> Aim of the task
Pull every line containing "will" out of the material below.

> Input for this task
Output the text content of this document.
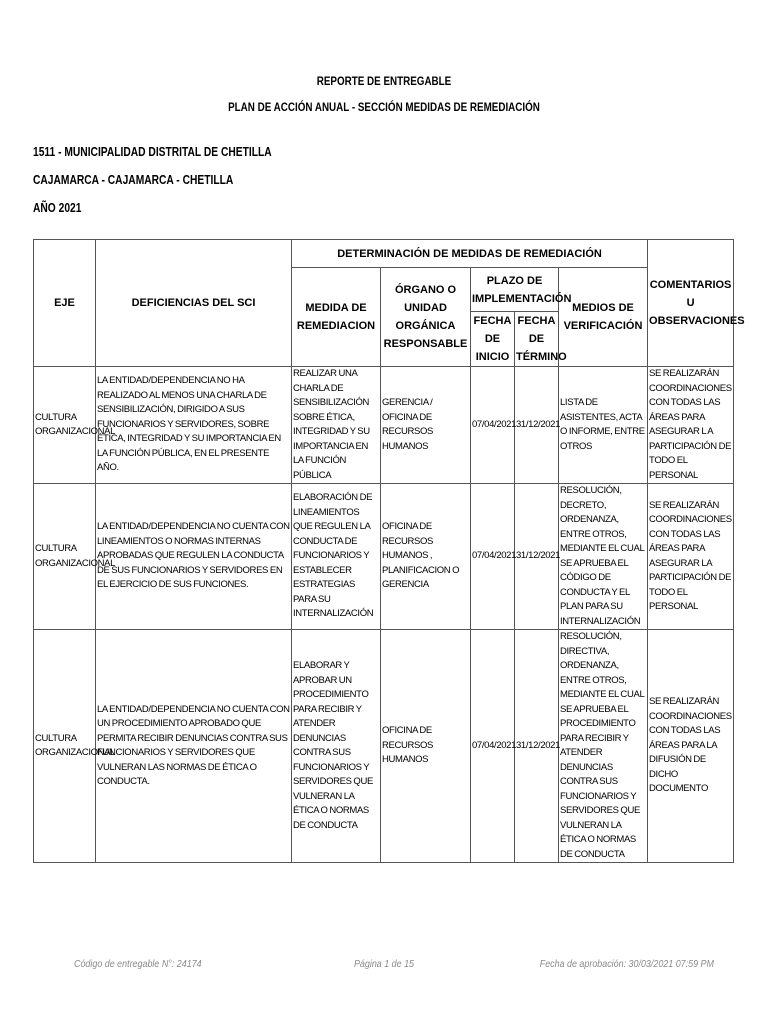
REPORTE DE ENTREGABLE
PLAN DE ACCIÓN ANUAL - SECCIÓN MEDIDAS DE REMEDIACIÓN
1511 - MUNICIPALIDAD DISTRITAL DE CHETILLA
CAJAMARCA - CAJAMARCA - CHETILLA
AÑO 2021
EJE	DEFICIENCIAS DEL SCI	DETERMINACIÓN DE MEDIDAS DE REMEDIACIÓN					COMENTARIOS U OBSERVACIONES

		MEDIDA DE REMEDIACION	ÓRGANO O UNIDAD ORGÁNICA RESPONSABLE	PLAZO DE IMPLEMENTACIÓN		MEDIOS DE VERIFICACIÓN	

				FECHA DE INICIO	FECHA DE TÉRMINO		

CULTURA ORGANIZACIONAL	LA ENTIDAD/DEPENDENCIA NO HA REALIZADO AL MENOS UNA CHARLA DE SENSIBILIZACIÓN, DIRIGIDO A SUS FUNCIONARIOS Y SERVIDORES, SOBRE ÉTICA, INTEGRIDAD Y SU IMPORTANCIA EN LA FUNCIÓN PÚBLICA, EN EL PRESENTE AÑO.	REALIZAR UNA CHARLA DE SENSIBILIZACIÓN SOBRE ÉTICA, INTEGRIDAD Y SU IMPORTANCIA EN LA FUNCIÓN PÚBLICA	GERENCIA / OFICINA DE RECURSOS HUMANOS	07/04/2021	31/12/2021	LISTA DE ASISTENTES, ACTA O INFORME, ENTRE OTROS	SE REALIZARÁN COORDINACIONES CON TODAS LAS ÁREAS PARA ASEGURAR L A PARTICIPACIÓN DE TODO EL PERSONAL

CULTURA ORGANIZACIONAL	LA ENTIDAD/DEPENDENCIA NO CUENTA CON LINEAMIENTOS O NORMAS INTERNAS APROBADAS QUE REGULEN LA CONDUCTA DE SUS FUNCIONARIOS Y SERVIDORES EN EL EJERCICIO DE SUS FUNCIONES.	ELABORACIÓN DE LINEAMIENTOS QUE REGULEN LA CONDUCTA DE FUNCIONARIOS Y ESTABLECER ESTRATEGIAS PARA SU INTERNALIZACIÓN	OFICINA DE RECURSOS HUMANOS , PLANIFICACION O GERENCIA	07/04/2021	31/12/2021	RESOLUCIÓN, DECRETO, ORDENANZA, ENTRE OTROS, MEDIANTE EL CUAL SE APRUEBA EL CÓDIGO DE CONDUCTA Y EL PLAN PARA SU INTERNALIZACIÓN	SE REALIZARÁN COORDINACIONES CON TODAS LAS ÁREAS PARA ASEGURAR LA PARTICIPACIÓN DE TODO EL PERSONAL

CULTURA ORGANIZACIONAL	LA ENTIDAD/DEPENDENCIA NO CUENTA CON UN PROCEDIMIENTO APROBADO QUE PERMITA RECIBIR DENUNCIAS CONTRA SUS FUNCIONARIOS Y SERVIDORES QUE VULNERAN LAS NORMAS DE ÉTICA O CONDUCTA.	ELABORAR Y APROBAR UN PROCEDIMIENTO PARA RECIBIR Y ATENDER DENUNCIAS CONTRA SUS FUNCIONARIOS Y SERVIDORES QUE VULNERAN LA ÉTICA O NORMAS DE CONDUCTA	OFICINA DE RECURSOS HUMANOS	07/04/2021	31/12/2021	RESOLUCIÓN, DIRECTIVA, ORDENANZA, ENTRE OTROS, MEDIANTE EL CUAL SE APRUEBA EL PROCEDIMIENTO PARA RECIBIR Y ATENDER DENUNCIAS CONTRA SUS FUNCIONARIOS Y SERVIDORES QUE VULNERAN LA ÉTICA O NORMAS DE CONDUCTA	SE REALIZARÁN COORDINACIONES CON TODAS LAS ÁREAS PARA LA DIFUSIÓN DE DICHO DOCUMENTO
Código de entregable N°: 24174	Página 1 de 15	Fecha de aprobación: 30/03/2021 07:59 PM
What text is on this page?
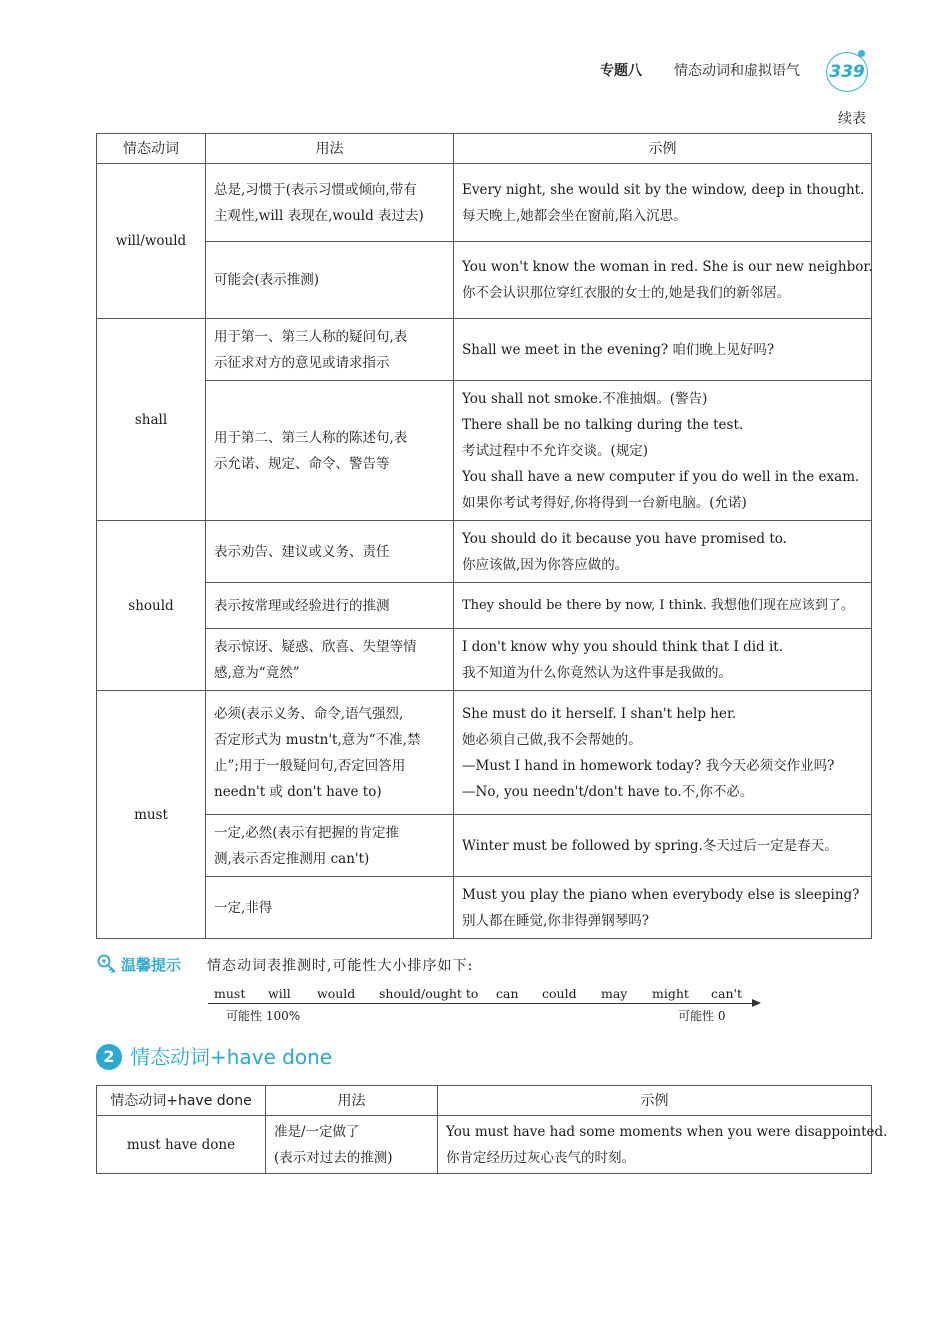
专题八 情态动词和虚拟语气 339
续表
情态动词	用法	示例
will/would	总是,习惯于(表示习惯或倾向,带有
主观性,will 表现在,would 表过去)	Every night, she would sit by the window, deep in thought.
每天晚上,她都会坐在窗前,陷入沉思。

	可能会(表示推测)	You won't know the woman in red. She is our new neighbor.
你不会认识那位穿红衣服的女士的,她是我们的新邻居。

shall	用于第一、第三人称的疑问句,表
示征求对方的意见或请求指示	Shall we meet in the evening? 咱们晚上见好吗?

	用于第二、第三人称的陈述句,表
示允诺、规定、命令、警告等	You shall not smoke.不准抽烟。(警告)
There shall be no talking during the test.
考试过程中不允许交谈。(规定)
You shall have a new computer if you do well in the exam.
如果你考试考得好,你将得到一台新电脑。(允诺)

should	表示劝告、建议或义务、责任	You should do it because you have promised to.
你应该做,因为你答应做的。

	表示按常理或经验进行的推测	They should be there by now, I think. 我想他们现在应该到了。

	表示惊讶、疑惑、欣喜、失望等情
感,意为“竟然”	I don't know why you should think that I did it.
我不知道为什么你竟然认为这件事是我做的。

must	必须(表示义务、命令,语气强烈,
否定形式为 mustn't,意为“不准,禁
止”;用于一般疑问句,否定回答用
needn't 或 don't have to)	She must do it herself. I shan't help her.
她必须自己做,我不会帮她的。
—Must I hand in homework today? 我今天必须交作业吗?
—No, you needn't/don't have to.不,你不必。

	一定,必然(表示有把握的肯定推
测,表示否定推测用 can't)	Winter must be followed by spring.冬天过后一定是春天。

	一定,非得	Must you play the piano when everybody else is sleeping?
别人都在睡觉,你非得弹钢琴吗?
温馨提示 情态动词表推测时,可能性大小排序如下:
must will would should/ought to can could may might can't
可能性 100%	可能性 0
2 情态动词+have done
情态动词+have done	用法	示例
must have done	准是/一定做了
(表示对过去的推测)	You must have had some moments when you were disappointed.
你肯定经历过灰心丧气的时刻。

> Correct answer
will/would	总是,习惯于(表示习惯或倾向,带有
主观性,will 表现在,would 表过去)	Every night, she would sit by the window, deep in thought.
must will would should/ought to can could may might can't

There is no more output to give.